◆ **WHAT THE EXERCISE ASKS**
Please present the lines of the listing below as a numbered list, leaving out blank lines and the pictures.

— start of GIVEN RECORDS —

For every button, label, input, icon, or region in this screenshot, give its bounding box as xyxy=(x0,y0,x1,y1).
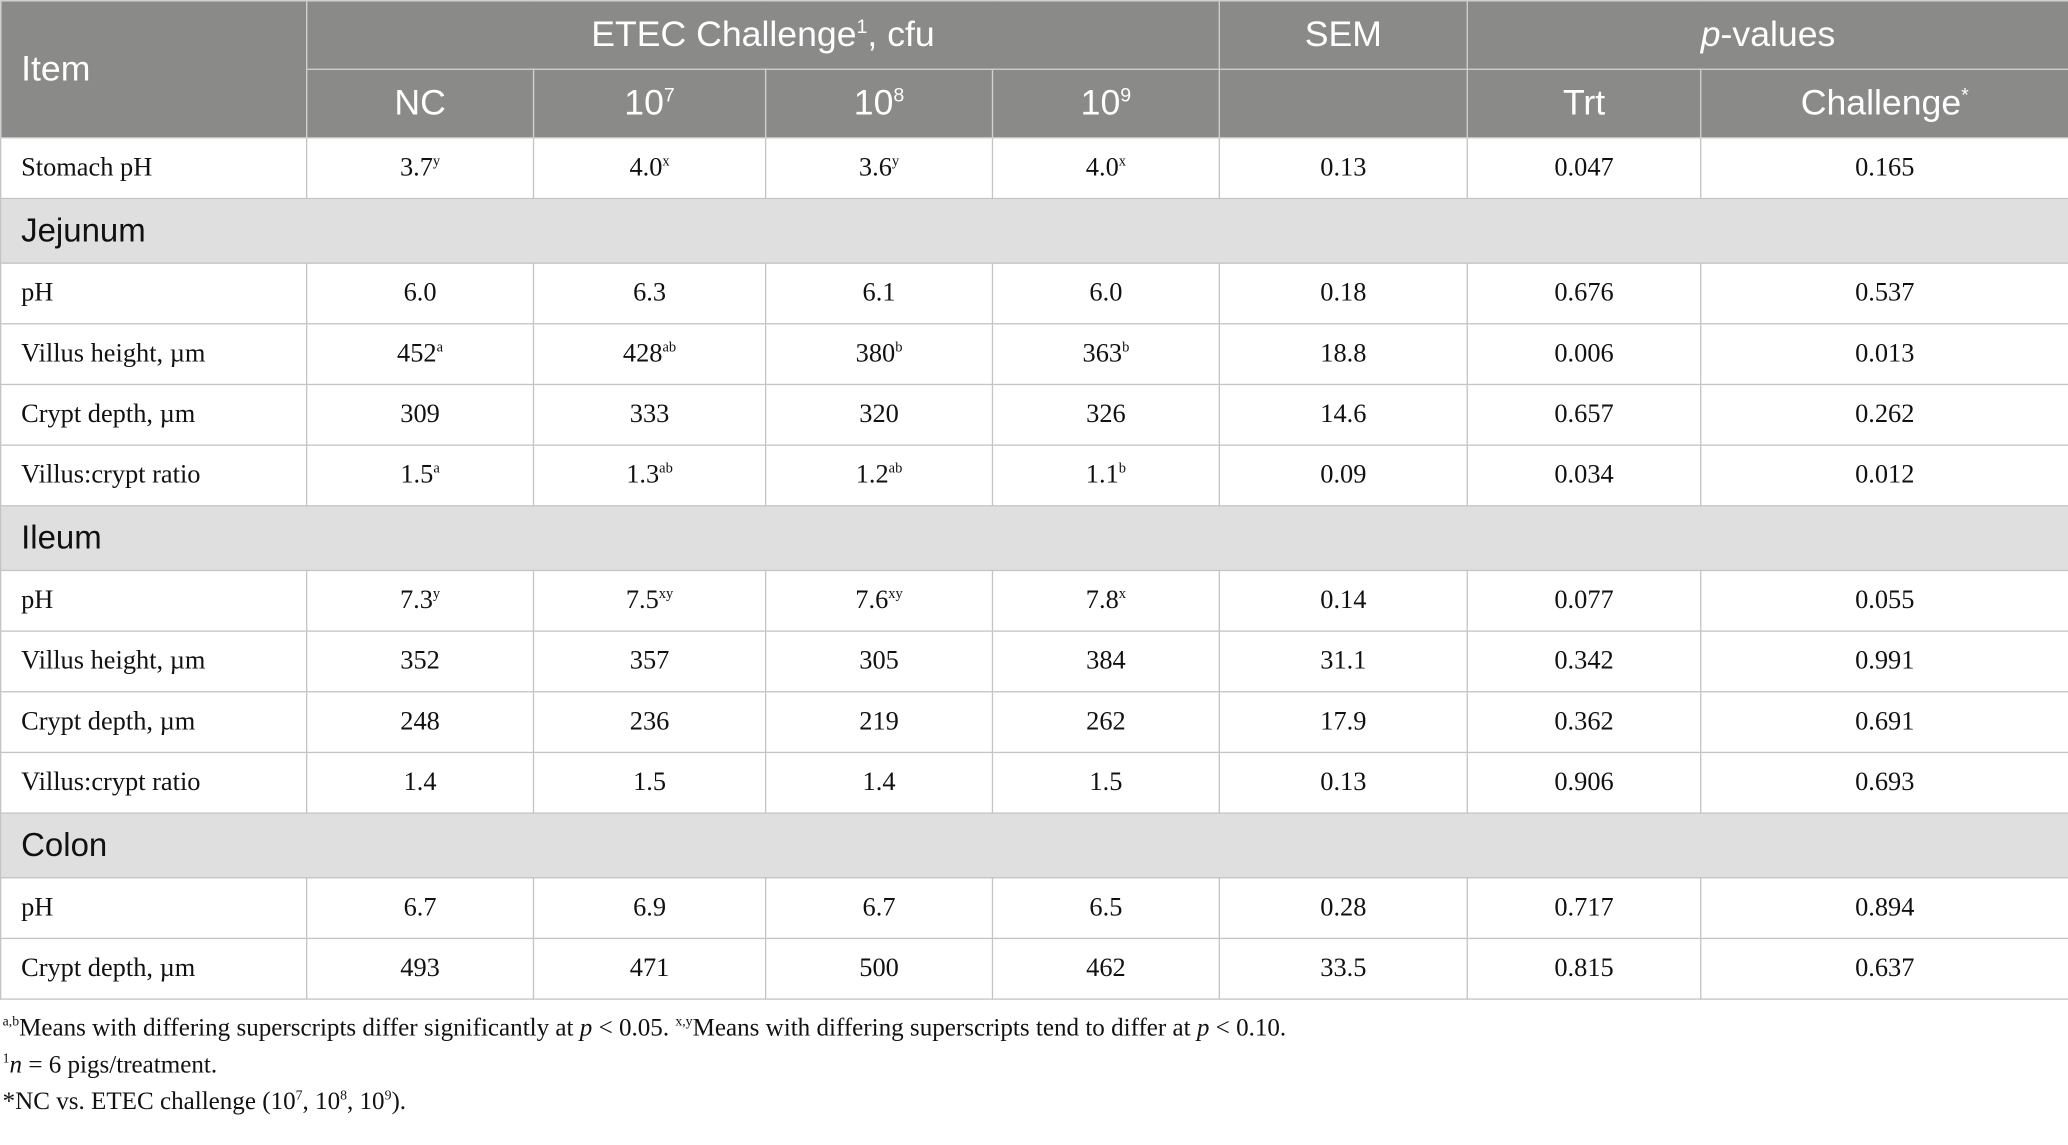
header-sem-blank xyxy=(1219,69,1467,138)
row-label: Villus height, µm xyxy=(1,324,307,385)
header-etec-challenge: ETEC Challenge$^1$, cfu xyxy=(307,1,1220,70)
cell-challenge: 0.013 xyxy=(1701,324,2068,385)
header-dose-8: $10^8$ xyxy=(766,69,993,138)
cell-challenge: 0.637 xyxy=(1701,938,2068,999)
cell-dose-9: 462 xyxy=(992,938,1219,999)
cell-nc: 309 xyxy=(307,384,534,445)
table-row xyxy=(1,570,2068,631)
cell-nc: 3.7$^y$ xyxy=(307,138,534,199)
cell-nc: 493 xyxy=(307,938,534,999)
header-trt: Trt xyxy=(1467,69,1700,138)
cell-challenge: 0.012 xyxy=(1701,445,2068,506)
cell-challenge: 0.691 xyxy=(1701,692,2068,753)
cell-sem: 31.1 xyxy=(1219,631,1467,692)
cell-dose-7: 6.9 xyxy=(533,878,765,939)
cell-trt: 0.077 xyxy=(1467,570,1700,631)
cell-challenge: 0.165 xyxy=(1701,138,2068,199)
cell-dose-8: 6.7 xyxy=(766,878,993,939)
cell-dose-7: 4.0$^x$ xyxy=(533,138,765,199)
row-label: pH xyxy=(1,878,307,939)
cell-trt: 0.342 xyxy=(1467,631,1700,692)
cell-nc: 352 xyxy=(307,631,534,692)
cell-dose-9: 262 xyxy=(992,692,1219,753)
table-row xyxy=(1,752,2068,813)
table-row-stomach-ph xyxy=(1,138,2068,199)
cell-challenge: 0.991 xyxy=(1701,631,2068,692)
cell-trt: 0.906 xyxy=(1467,752,1700,813)
footnote-significance: $^{a,b}$Means with differing superscripts differ significantly at p < 0.05. $^{x,y}$Means with differing superscripts tend to differ at p < 0.10. xyxy=(2,1014,1287,1042)
cell-challenge: 0.055 xyxy=(1701,570,2068,631)
section-title: Ileum xyxy=(1,506,2068,571)
header-item: Item xyxy=(1,1,307,138)
header-pvalues: p-values xyxy=(1467,1,2068,70)
row-label: pH xyxy=(1,570,307,631)
cell-trt: 0.006 xyxy=(1467,324,1700,385)
cell-dose-8: 1.4 xyxy=(766,752,993,813)
table-row xyxy=(1,878,2068,939)
cell-dose-9: 6.0 xyxy=(992,263,1219,324)
section-row-ileum xyxy=(1,506,2068,571)
row-label: Villus height, µm xyxy=(1,631,307,692)
row-label: Villus:crypt ratio xyxy=(1,445,307,506)
cell-dose-8: 6.1 xyxy=(766,263,993,324)
cell-dose-7: 471 xyxy=(533,938,765,999)
table-row xyxy=(1,324,2068,385)
cell-dose-8: 380$^b$ xyxy=(766,324,993,385)
cell-dose-7: 6.3 xyxy=(533,263,765,324)
cell-dose-8: $7.6^{xy}$ xyxy=(766,570,993,631)
table-row xyxy=(1,938,2068,999)
table-row xyxy=(1,384,2068,445)
cell-sem: 14.6 xyxy=(1219,384,1467,445)
cell-dose-7: 357 xyxy=(533,631,765,692)
cell-sem: 33.5 xyxy=(1219,938,1467,999)
cell-trt: 0.034 xyxy=(1467,445,1700,506)
footnote-n: $^1$n = 6 pigs/treatment. xyxy=(2,1051,218,1079)
row-label: Crypt depth, µm xyxy=(1,692,307,753)
cell-dose-7: $7.5^{xy}$ xyxy=(533,570,765,631)
cell-dose-8: 320 xyxy=(766,384,993,445)
cell-nc: 7.3$^y$ xyxy=(307,570,534,631)
cell-challenge: 0.894 xyxy=(1701,878,2068,939)
cell-dose-8: 3.6$^y$ xyxy=(766,138,993,199)
cell-sem: 0.13 xyxy=(1219,752,1467,813)
cell-sem: 0.18 xyxy=(1219,263,1467,324)
cell-challenge: 0.693 xyxy=(1701,752,2068,813)
cell-dose-9: 384 xyxy=(992,631,1219,692)
header-dose-9: $10^9$ xyxy=(992,69,1219,138)
cell-dose-8: 219 xyxy=(766,692,993,753)
table-row xyxy=(1,445,2068,506)
row-label: pH xyxy=(1,263,307,324)
table-row xyxy=(1,692,2068,753)
cell-dose-7: 333 xyxy=(533,384,765,445)
cell-dose-8: 500 xyxy=(766,938,993,999)
row-label: Stomach pH xyxy=(1,138,307,199)
row-label: Crypt depth, µm xyxy=(1,384,307,445)
footnote-contrast: *NC vs. ETEC challenge ($10^7$, $10^8$, $10^9$). xyxy=(2,1088,407,1116)
section-row-jejunum xyxy=(1,198,2068,263)
cell-nc: 452$^a$ xyxy=(307,324,534,385)
cell-dose-9: 363$^b$ xyxy=(992,324,1219,385)
header-sem: SEM xyxy=(1219,1,1467,70)
cell-dose-9: 4.0$^x$ xyxy=(992,138,1219,199)
cell-sem: 0.28 xyxy=(1219,878,1467,939)
cell-dose-7: 1.3$^{ab}$ xyxy=(533,445,765,506)
cell-dose-7: 236 xyxy=(533,692,765,753)
header-dose-7: $10^7$ xyxy=(533,69,765,138)
header-nc: NC xyxy=(307,69,534,138)
cell-trt: 0.815 xyxy=(1467,938,1700,999)
cell-challenge: 0.537 xyxy=(1701,263,2068,324)
cell-dose-9: 7.8$^x$ xyxy=(992,570,1219,631)
cell-sem: 0.13 xyxy=(1219,138,1467,199)
header-challenge: Challenge* xyxy=(1701,69,2068,138)
cell-dose-8: 1.2$^{ab}$ xyxy=(766,445,993,506)
row-label: Villus:crypt ratio xyxy=(1,752,307,813)
section-title: Jejunum xyxy=(1,198,2068,263)
cell-dose-9: 6.5 xyxy=(992,878,1219,939)
row-label: Crypt depth, µm xyxy=(1,938,307,999)
cell-nc: 6.7 xyxy=(307,878,534,939)
cell-dose-9: 1.5 xyxy=(992,752,1219,813)
cell-nc: 1.5$^a$ xyxy=(307,445,534,506)
cell-nc: 248 xyxy=(307,692,534,753)
cell-nc: 6.0 xyxy=(307,263,534,324)
cell-nc: 1.4 xyxy=(307,752,534,813)
cell-trt: 0.362 xyxy=(1467,692,1700,753)
cell-trt: 0.676 xyxy=(1467,263,1700,324)
header-row-2 xyxy=(1,69,2068,138)
table-row xyxy=(1,631,2068,692)
cell-sem: 18.8 xyxy=(1219,324,1467,385)
cell-dose-7: $428^{ab}$ xyxy=(533,324,765,385)
cell-sem: 0.14 xyxy=(1219,570,1467,631)
cell-dose-7: 1.5 xyxy=(533,752,765,813)
cell-sem: 17.9 xyxy=(1219,692,1467,753)
section-title: Colon xyxy=(1,813,2068,878)
cell-trt: 0.047 xyxy=(1467,138,1700,199)
table-row xyxy=(1,263,2068,324)
cell-dose-9: 326 xyxy=(992,384,1219,445)
cell-trt: 0.717 xyxy=(1467,878,1700,939)
section-row-colon xyxy=(1,813,2068,878)
cell-sem: 0.09 xyxy=(1219,445,1467,506)
header-row-1 xyxy=(1,1,2068,70)
cell-trt: 0.657 xyxy=(1467,384,1700,445)
cell-dose-9: 1.1$^b$ xyxy=(992,445,1219,506)
cell-challenge: 0.262 xyxy=(1701,384,2068,445)
cell-dose-8: 305 xyxy=(766,631,993,692)
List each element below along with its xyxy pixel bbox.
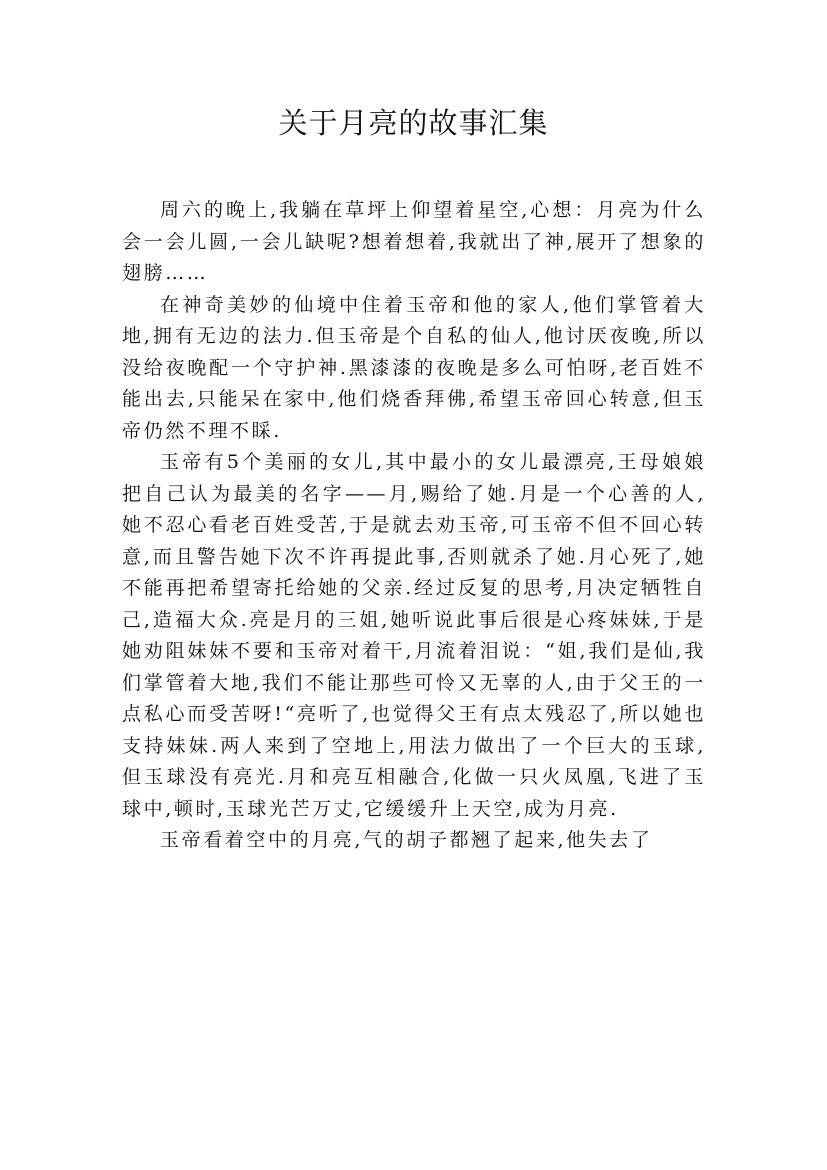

— end of GIVEN RECORDS —

◆ **ANSWER TO THIS PROBLEM**
1. For every button, label, input, icon, or region in this screenshot, give its bounding box as xyxy=(x0,y0,x1,y1).
2. header-sem-blank xyxy=(1219,69,1467,138)
3. row-label: Villus height, µm xyxy=(1,324,307,385)
4. header-etec-challenge: ETEC Challenge$^1$, cfu xyxy=(307,1,1220,70)
5. cell-challenge: 0.013 xyxy=(1701,324,2068,385)
6. header-dose-8: $10^8$ xyxy=(766,69,993,138)
7. cell-challenge: 0.637 xyxy=(1701,938,2068,999)
8. cell-dose-9: 462 xyxy=(992,938,1219,999)
9. cell-nc: 309 xyxy=(307,384,534,445)
10. table-row xyxy=(1,570,2068,631)
11. cell-nc: 3.7$^y$ xyxy=(307,138,534,199)
12. cell-nc: 493 xyxy=(307,938,534,999)
13. header-trt: Trt xyxy=(1467,69,1700,138)
14. cell-challenge: 0.012 xyxy=(1701,445,2068,506)
15. cell-challenge: 0.691 xyxy=(1701,692,2068,753)
16. cell-sem: 31.1 xyxy=(1219,631,1467,692)
17. cell-dose-7: 6.9 xyxy=(533,878,765,939)
18. cell-trt: 0.077 xyxy=(1467,570,1700,631)
19. cell-challenge: 0.165 xyxy=(1701,138,2068,199)
20. cell-dose-8: 6.7 xyxy=(766,878,993,939)
21. cell-dose-7: 4.0$^x$ xyxy=(533,138,765,199)
22. row-label: pH xyxy=(1,878,307,939)
23. cell-trt: 0.342 xyxy=(1467,631,1700,692)
24. cell-nc: 352 xyxy=(307,631,534,692)
25. cell-dose-9: 262 xyxy=(992,692,1219,753)
26. table-row xyxy=(1,752,2068,813)
27. table-row-stomach-ph xyxy=(1,138,2068,199)
28. cell-challenge: 0.991 xyxy=(1701,631,2068,692)
29. cell-trt: 0.906 xyxy=(1467,752,1700,813)
30. footnote-significance: $^{a,b}$Means with differing superscripts differ significantly at p < 0.05. $^{x,y}$Means with differing superscripts tend to differ at p < 0.10. xyxy=(2,1014,1287,1042)
31. cell-challenge: 0.055 xyxy=(1701,570,2068,631)
32. section-title: Ileum xyxy=(1,506,2068,571)
33. header-item: Item xyxy=(1,1,307,138)
34. header-pvalues: p-values xyxy=(1467,1,2068,70)
35. row-label: pH xyxy=(1,570,307,631)
36. cell-trt: 0.006 xyxy=(1467,324,1700,385)
37. cell-dose-8: 1.4 xyxy=(766,752,993,813)
38. table-row xyxy=(1,878,2068,939)
39. cell-dose-9: 6.0 xyxy=(992,263,1219,324)
40. section-row-ileum xyxy=(1,506,2068,571)
41. row-label: Villus height, µm xyxy=(1,631,307,692)
42. row-label: Villus:crypt ratio xyxy=(1,445,307,506)
43. cell-dose-8: 6.1 xyxy=(766,263,993,324)
44. cell-dose-7: 471 xyxy=(533,938,765,999)
45. table-row xyxy=(1,324,2068,385)
46. cell-dose-8: 380$^b$ xyxy=(766,324,993,385)
47. cell-dose-7: 6.3 xyxy=(533,263,765,324)
48. cell-dose-8: $7.6^{xy}$ xyxy=(766,570,993,631)
49. table-row xyxy=(1,938,2068,999)
50. table-row xyxy=(1,384,2068,445)
51. cell-sem: 14.6 xyxy=(1219,384,1467,445)
52. cell-dose-7: 357 xyxy=(533,631,765,692)
53. cell-sem: 33.5 xyxy=(1219,938,1467,999)
54. cell-trt: 0.034 xyxy=(1467,445,1700,506)
55. footnote-n: $^1$n = 6 pigs/treatment. xyxy=(2,1051,218,1079)
56. row-label: Crypt depth, µm xyxy=(1,692,307,753)
57. cell-dose-7: $7.5^{xy}$ xyxy=(533,570,765,631)
58. cell-dose-8: 320 xyxy=(766,384,993,445)
59. cell-nc: 7.3$^y$ xyxy=(307,570,534,631)
60. cell-challenge: 0.894 xyxy=(1701,878,2068,939)
61. cell-dose-8: 3.6$^y$ xyxy=(766,138,993,199)
62. cell-sem: 0.13 xyxy=(1219,752,1467,813)
63. cell-sem: 0.18 xyxy=(1219,263,1467,324)
64. cell-challenge: 0.693 xyxy=(1701,752,2068,813)
65. cell-dose-9: 384 xyxy=(992,631,1219,692)
66. header-dose-9: $10^9$ xyxy=(992,69,1219,138)
67. cell-dose-8: 219 xyxy=(766,692,993,753)
68. table-row xyxy=(1,445,2068,506)
69. row-label: pH xyxy=(1,263,307,324)
70. table-row xyxy=(1,692,2068,753)
71. cell-dose-7: 333 xyxy=(533,384,765,445)
72. cell-dose-8: 500 xyxy=(766,938,993,999)
73. row-label: Stomach pH xyxy=(1,138,307,199)
74. row-label: Crypt depth, µm xyxy=(1,384,307,445)
75. footnote-contrast: *NC vs. ETEC challenge ($10^7$, $10^8$, $10^9$). xyxy=(2,1088,407,1116)
76. section-row-jejunum xyxy=(1,198,2068,263)
77. cell-nc: 452$^a$ xyxy=(307,324,534,385)
78. cell-dose-9: 363$^b$ xyxy=(992,324,1219,385)
79. header-sem: SEM xyxy=(1219,1,1467,70)
80. cell-dose-9: 4.0$^x$ xyxy=(992,138,1219,199)
81. cell-sem: 0.28 xyxy=(1219,878,1467,939)
82. cell-dose-7: 1.3$^{ab}$ xyxy=(533,445,765,506)
83. cell-dose-7: 236 xyxy=(533,692,765,753)
84. header-dose-7: $10^7$ xyxy=(533,69,765,138)
85. header-nc: NC xyxy=(307,69,534,138)
86. cell-trt: 0.815 xyxy=(1467,938,1700,999)
87. cell-challenge: 0.537 xyxy=(1701,263,2068,324)
88. cell-dose-9: 7.8$^x$ xyxy=(992,570,1219,631)
89. cell-sem: 0.13 xyxy=(1219,138,1467,199)
90. header-challenge: Challenge* xyxy=(1701,69,2068,138)
91. cell-dose-8: 1.2$^{ab}$ xyxy=(766,445,993,506)
92. row-label: Villus:crypt ratio xyxy=(1,752,307,813)
93. section-title: Jejunum xyxy=(1,198,2068,263)
94. cell-dose-9: 6.5 xyxy=(992,878,1219,939)
95. row-label: Crypt depth, µm xyxy=(1,938,307,999)
96. cell-nc: 6.7 xyxy=(307,878,534,939)
97. cell-dose-9: 1.5 xyxy=(992,752,1219,813)
98. cell-nc: 1.5$^a$ xyxy=(307,445,534,506)
99. cell-nc: 248 xyxy=(307,692,534,753)
100. cell-nc: 6.0 xyxy=(307,263,534,324)
101. cell-nc: 1.4 xyxy=(307,752,534,813)
102. cell-trt: 0.362 xyxy=(1467,692,1700,753)
103. cell-trt: 0.676 xyxy=(1467,263,1700,324)
104. header-row-2 xyxy=(1,69,2068,138)
105. table-row xyxy=(1,631,2068,692)
106. cell-sem: 18.8 xyxy=(1219,324,1467,385)
107. cell-dose-7: $428^{ab}$ xyxy=(533,324,765,385)
108. cell-sem: 0.14 xyxy=(1219,570,1467,631)
109. cell-dose-7: 1.5 xyxy=(533,752,765,813)
110. cell-sem: 17.9 xyxy=(1219,692,1467,753)
111. section-title: Colon xyxy=(1,813,2068,878)
112. cell-trt: 0.047 xyxy=(1467,138,1700,199)
113. table-row xyxy=(1,263,2068,324)
114. cell-dose-9: 326 xyxy=(992,384,1219,445)
115. cell-trt: 0.717 xyxy=(1467,878,1700,939)
116. section-row-colon xyxy=(1,813,2068,878)
117. cell-sem: 0.09 xyxy=(1219,445,1467,506)
118. header-row-1 xyxy=(1,1,2068,70)
119. cell-trt: 0.657 xyxy=(1467,384,1700,445)
120. cell-dose-9: 1.1$^b$ xyxy=(992,445,1219,506)
121. cell-challenge: 0.262 xyxy=(1701,384,2068,445)
122. cell-dose-8: 305 xyxy=(766,631,993,692)
123. List each element below along with its xyxy pixel bbox.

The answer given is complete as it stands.